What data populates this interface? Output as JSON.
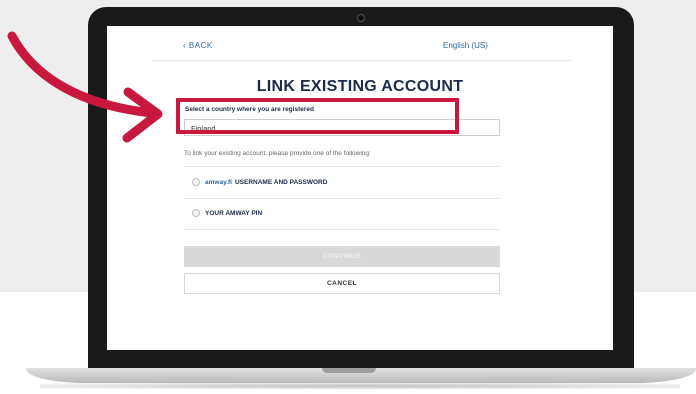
{
  "screen": {
    "back_label": "‹ BACK",
    "language": "English (US)",
    "title": "LINK EXISTING ACCOUNT",
    "country_label": "Select a country where you are registered",
    "country_value": "Finland",
    "instructions": "To link your existing account, please provide one of the following:",
    "options": [
      {
        "domain": "amway.fi",
        "label": "USERNAME AND PASSWORD"
      },
      {
        "domain": "",
        "label": "YOUR AMWAY PIN"
      }
    ],
    "continue_label": "CONTINUE",
    "cancel_label": "CANCEL"
  },
  "overlay": {
    "arrow": "curved-arrow-icon",
    "highlight_color": "#c8183e"
  },
  "colors": {
    "title": "#1c2b4a",
    "link": "#2d6aa8",
    "background_band": "#eeeeee"
  }
}
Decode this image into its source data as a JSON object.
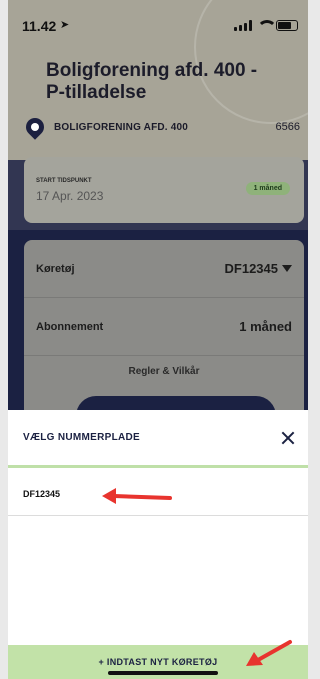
{
  "status": {
    "time": "11.42"
  },
  "header": {
    "title": "Boligforening afd. 400 - P-tilladelse",
    "association": "BOLIGFORENING AFD. 400",
    "association_number": "6566"
  },
  "start": {
    "label": "START TIDSPUNKT",
    "date": "17 Apr. 2023",
    "duration_badge": "1 måned"
  },
  "details": {
    "vehicle_label": "Køretøj",
    "vehicle_value": "DF12345",
    "subscription_label": "Abonnement",
    "subscription_value": "1 måned",
    "terms_link": "Regler & Vilkår"
  },
  "sheet": {
    "title": "VÆLG NUMMERPLADE",
    "plates": [
      "DF12345"
    ],
    "add_button": "+ INDTAST NYT KØRETØJ"
  },
  "colors": {
    "navy": "#1b2142",
    "accent_green": "#c2e2a8",
    "annotation_red": "#e8342e"
  },
  "icons": {
    "location": "location-pin-icon",
    "close": "close-icon",
    "dropdown": "triangle-down-icon"
  }
}
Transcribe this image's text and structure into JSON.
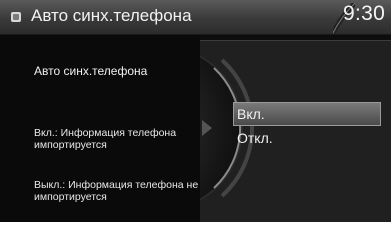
{
  "header": {
    "title": "Авто синх.телефона",
    "time": "9:30",
    "icon": "settings-bullet-icon"
  },
  "info": {
    "heading": "Авто синх.телефона",
    "on_description": "Вкл.: Информация телефона импортируется",
    "off_description": "Выкл.: Информация телефона не импортируется"
  },
  "options": {
    "on_label": "Вкл.",
    "off_label": "Откл.",
    "selected": "Вкл."
  },
  "colors": {
    "background": "#0d0d0d",
    "titlebar": "#3a3a3a",
    "selected_highlight": "#6a6a6a",
    "text": "#f2f2f2"
  }
}
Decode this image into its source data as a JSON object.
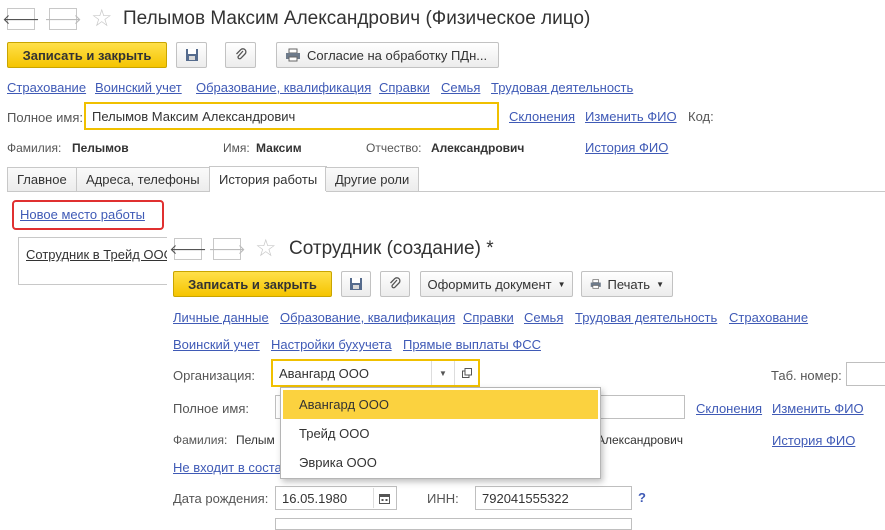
{
  "back_window": {
    "title": "Пелымов Максим Александрович (Физическое лицо)",
    "save_close": "Записать и закрыть",
    "consent_button": "Согласие на обработку ПДн...",
    "links": [
      "Страхование",
      "Воинский учет",
      "Образование, квалификация",
      "Справки",
      "Семья",
      "Трудовая деятельность"
    ],
    "full_name_label": "Полное имя:",
    "full_name_value": "Пелымов Максим Александрович",
    "declension_link": "Склонения",
    "change_fio_link": "Изменить ФИО",
    "code_label": "Код:",
    "surname_label": "Фамилия:",
    "surname_value": "Пелымов",
    "name_label": "Имя:",
    "name_value": "Максим",
    "patronymic_label": "Отчество:",
    "patronymic_value": "Александрович",
    "fio_history_link": "История ФИО",
    "tabs": [
      "Главное",
      "Адреса, телефоны",
      "История работы",
      "Другие роли"
    ],
    "new_workplace_link": "Новое место работы",
    "list_item": "Сотрудник в Трейд ООО"
  },
  "front_window": {
    "title": "Сотрудник (создание) *",
    "save_close": "Записать и закрыть",
    "create_doc_button": "Оформить документ",
    "print_button": "Печать",
    "links_row1": [
      "Личные данные",
      "Образование, квалификация",
      "Справки",
      "Семья",
      "Трудовая деятельность",
      "Страхование"
    ],
    "links_row2": [
      "Воинский учет",
      "Настройки бухучета",
      "Прямые выплаты ФСС"
    ],
    "organization_label": "Организация:",
    "organization_value": "Авангард ООО",
    "tab_number_label": "Таб. номер:",
    "full_name_label": "Полное имя:",
    "declension_link": "Склонения",
    "change_fio_link": "Изменить ФИО",
    "surname_label": "Фамилия:",
    "surname_partial": "Пелым",
    "patronymic_partial": "Александрович",
    "fio_history_link": "История ФИО",
    "not_in_staff_link": "Не входит в соста",
    "birth_date_label": "Дата рождения:",
    "birth_date_value": "16.05.1980",
    "inn_label": "ИНН:",
    "inn_value": "792041555322",
    "help_mark": "?"
  },
  "dropdown": {
    "items": [
      "Авангард ООО",
      "Трейд ООО",
      "Эврика ООО"
    ],
    "selected_index": 0
  },
  "icons": {
    "back": "arrow-left-icon",
    "forward": "arrow-right-icon",
    "favorite": "star-icon",
    "save": "floppy-disk-icon",
    "attach": "paperclip-icon",
    "print": "printer-icon",
    "calendar": "calendar-icon",
    "open": "open-window-icon"
  },
  "colors": {
    "accent_yellow": "#f5c400",
    "link_blue": "#3f5ab6",
    "highlight_red": "#e03030",
    "selected_item": "#fbd23f"
  }
}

- Request -
Exclude all images and restate the records above word for word.

- Answer to the problem -
What data populates this interface? Output as JSON.
{
  "screen": {
    "back_label": "‹ BACK",
    "language": "English (US)",
    "title": "LINK EXISTING ACCOUNT",
    "country_label": "Select a country where you are registered",
    "country_value": "Finland",
    "instructions": "To link your existing account, please provide one of the following:",
    "options": [
      {
        "domain": "amway.fi",
        "label": "USERNAME AND PASSWORD"
      },
      {
        "domain": "",
        "label": "YOUR AMWAY PIN"
      }
    ],
    "continue_label": "CONTINUE",
    "cancel_label": "CANCEL"
  },
  "overlay": {
    "arrow": "curved-arrow-icon",
    "highlight_color": "#c8183e"
  },
  "colors": {
    "title": "#1c2b4a",
    "link": "#2d6aa8",
    "background_band": "#eeeeee"
  }
}
Decode this image into its source data as a JSON object.
{
  "status": {
    "time": "11.42"
  },
  "header": {
    "title": "Boligforening afd. 400 - P-tilladelse",
    "association": "BOLIGFORENING AFD. 400",
    "association_number": "6566"
  },
  "start": {
    "label": "START TIDSPUNKT",
    "date": "17 Apr. 2023",
    "duration_badge": "1 måned"
  },
  "details": {
    "vehicle_label": "Køretøj",
    "vehicle_value": "DF12345",
    "subscription_label": "Abonnement",
    "subscription_value": "1 måned",
    "terms_link": "Regler & Vilkår"
  },
  "sheet": {
    "title": "VÆLG NUMMERPLADE",
    "plates": [
      "DF12345"
    ],
    "add_button": "+ INDTAST NYT KØRETØJ"
  },
  "colors": {
    "navy": "#1b2142",
    "accent_green": "#c2e2a8",
    "annotation_red": "#e8342e"
  },
  "icons": {
    "location": "location-pin-icon",
    "close": "close-icon",
    "dropdown": "triangle-down-icon"
  }
}
Transcribe this image's text and structure into JSON.
{
  "header": {
    "title": "Авто синх.телефона",
    "time": "9:30",
    "icon": "settings-bullet-icon"
  },
  "info": {
    "heading": "Авто синх.телефона",
    "on_description": "Вкл.: Информация телефона импортируется",
    "off_description": "Выкл.: Информация телефона не импортируется"
  },
  "options": {
    "on_label": "Вкл.",
    "off_label": "Откл.",
    "selected": "Вкл."
  },
  "colors": {
    "background": "#0d0d0d",
    "titlebar": "#3a3a3a",
    "selected_highlight": "#6a6a6a",
    "text": "#f2f2f2"
  }
}
Decode this image into its source data as a JSON object.
{
  "back_window": {
    "title": "Пелымов Максим Александрович (Физическое лицо)",
    "save_close": "Записать и закрыть",
    "consent_button": "Согласие на обработку ПДн...",
    "links": [
      "Страхование",
      "Воинский учет",
      "Образование, квалификация",
      "Справки",
      "Семья",
      "Трудовая деятельность"
    ],
    "full_name_label": "Полное имя:",
    "full_name_value": "Пелымов Максим Александрович",
    "declension_link": "Склонения",
    "change_fio_link": "Изменить ФИО",
    "code_label": "Код:",
    "surname_label": "Фамилия:",
    "surname_value": "Пелымов",
    "name_label": "Имя:",
    "name_value": "Максим",
    "patronymic_label": "Отчество:",
    "patronymic_value": "Александрович",
    "fio_history_link": "История ФИО",
    "tabs": [
      "Главное",
      "Адреса, телефоны",
      "История работы",
      "Другие роли"
    ],
    "new_workplace_link": "Новое место работы",
    "list_item": "Сотрудник в Трейд ООО"
  },
  "front_window": {
    "title": "Сотрудник (создание) *",
    "save_close": "Записать и закрыть",
    "create_doc_button": "Оформить документ",
    "print_button": "Печать",
    "links_row1": [
      "Личные данные",
      "Образование, квалификация",
      "Справки",
      "Семья",
      "Трудовая деятельность",
      "Страхование"
    ],
    "links_row2": [
      "Воинский учет",
      "Настройки бухучета",
      "Прямые выплаты ФСС"
    ],
    "organization_label": "Организация:",
    "organization_value": "Авангард ООО",
    "tab_number_label": "Таб. номер:",
    "full_name_label": "Полное имя:",
    "declension_link": "Склонения",
    "change_fio_link": "Изменить ФИО",
    "surname_label": "Фамилия:",
    "surname_partial": "Пелым",
    "patronymic_partial": "Александрович",
    "fio_history_link": "История ФИО",
    "not_in_staff_link": "Не входит в соста",
    "birth_date_label": "Дата рождения:",
    "birth_date_value": "16.05.1980",
    "inn_label": "ИНН:",
    "inn_value": "792041555322",
    "help_mark": "?"
  },
  "dropdown": {
    "items": [
      "Авангард ООО",
      "Трейд ООО",
      "Эврика ООО"
    ],
    "selected_index": 0
  },
  "icons": {
    "back": "arrow-left-icon",
    "forward": "arrow-right-icon",
    "favorite": "star-icon",
    "save": "floppy-disk-icon",
    "attach": "paperclip-icon",
    "print": "printer-icon",
    "calendar": "calendar-icon",
    "open": "open-window-icon"
  },
  "colors": {
    "accent_yellow": "#f5c400",
    "link_blue": "#3f5ab6",
    "highlight_red": "#e03030",
    "selected_item": "#fbd23f"
  }
}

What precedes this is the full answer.